# WHAT IS NEEDED
Look below for the line containing "Read all visible content and emit it as JSON.". Output it and each remaining line of the entries exactly, and nothing else.

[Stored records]
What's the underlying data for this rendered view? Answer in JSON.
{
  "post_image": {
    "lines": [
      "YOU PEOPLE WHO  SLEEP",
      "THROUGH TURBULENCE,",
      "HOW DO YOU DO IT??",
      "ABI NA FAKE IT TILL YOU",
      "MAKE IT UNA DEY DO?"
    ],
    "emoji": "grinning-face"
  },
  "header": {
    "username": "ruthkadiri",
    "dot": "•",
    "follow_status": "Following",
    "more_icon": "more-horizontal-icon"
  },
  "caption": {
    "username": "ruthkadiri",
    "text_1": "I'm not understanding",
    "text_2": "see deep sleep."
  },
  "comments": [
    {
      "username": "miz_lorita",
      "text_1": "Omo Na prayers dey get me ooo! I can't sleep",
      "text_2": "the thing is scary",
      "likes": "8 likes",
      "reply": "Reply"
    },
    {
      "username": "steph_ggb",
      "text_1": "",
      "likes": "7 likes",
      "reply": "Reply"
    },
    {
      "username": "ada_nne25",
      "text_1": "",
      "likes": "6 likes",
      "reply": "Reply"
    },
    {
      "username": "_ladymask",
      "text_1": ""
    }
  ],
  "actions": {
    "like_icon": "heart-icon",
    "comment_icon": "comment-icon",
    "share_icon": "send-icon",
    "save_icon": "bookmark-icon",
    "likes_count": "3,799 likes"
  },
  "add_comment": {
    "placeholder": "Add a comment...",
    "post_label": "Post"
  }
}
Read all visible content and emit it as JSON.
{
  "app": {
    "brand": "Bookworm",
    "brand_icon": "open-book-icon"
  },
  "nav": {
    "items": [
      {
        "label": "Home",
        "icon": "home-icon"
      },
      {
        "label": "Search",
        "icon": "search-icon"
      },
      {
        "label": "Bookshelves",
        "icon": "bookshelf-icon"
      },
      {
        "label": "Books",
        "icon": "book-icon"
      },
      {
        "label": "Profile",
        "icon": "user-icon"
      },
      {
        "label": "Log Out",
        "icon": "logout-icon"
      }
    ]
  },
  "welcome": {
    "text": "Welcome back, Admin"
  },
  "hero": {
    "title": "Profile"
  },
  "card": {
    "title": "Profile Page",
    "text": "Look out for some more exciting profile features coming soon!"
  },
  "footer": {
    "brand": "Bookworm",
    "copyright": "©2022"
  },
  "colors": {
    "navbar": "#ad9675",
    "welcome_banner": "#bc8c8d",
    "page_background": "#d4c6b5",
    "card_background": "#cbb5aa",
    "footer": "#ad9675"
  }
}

# WRITTEN ANSWER
Read all visible content and emit it as JSON.
{
  "app": {
    "brand": "Bookworm",
    "brand_icon": "open-book-icon"
  },
  "nav": {
    "items": [
      {
        "label": "Home",
        "icon": "home-icon"
      },
      {
        "label": "Search",
        "icon": "search-icon"
      },
      {
        "label": "Bookshelves",
        "icon": "bookshelf-icon"
      },
      {
        "label": "Books",
        "icon": "book-icon"
      },
      {
        "label": "Profile",
        "icon": "user-icon"
      },
      {
        "label": "Log Out",
        "icon": "logout-icon"
      }
    ]
  },
  "welcome": {
    "text": "Welcome back, Admin"
  },
  "hero": {
    "title": "Profile"
  },
  "card": {
    "title": "Profile Page",
    "text": "Look out for some more exciting profile features coming soon!"
  },
  "footer": {
    "brand": "Bookworm",
    "copyright": "©2022"
  },
  "colors": {
    "navbar": "#ad9675",
    "welcome_banner": "#bc8c8d",
    "page_background": "#d4c6b5",
    "card_background": "#cbb5aa",
    "footer": "#ad9675"
  }
}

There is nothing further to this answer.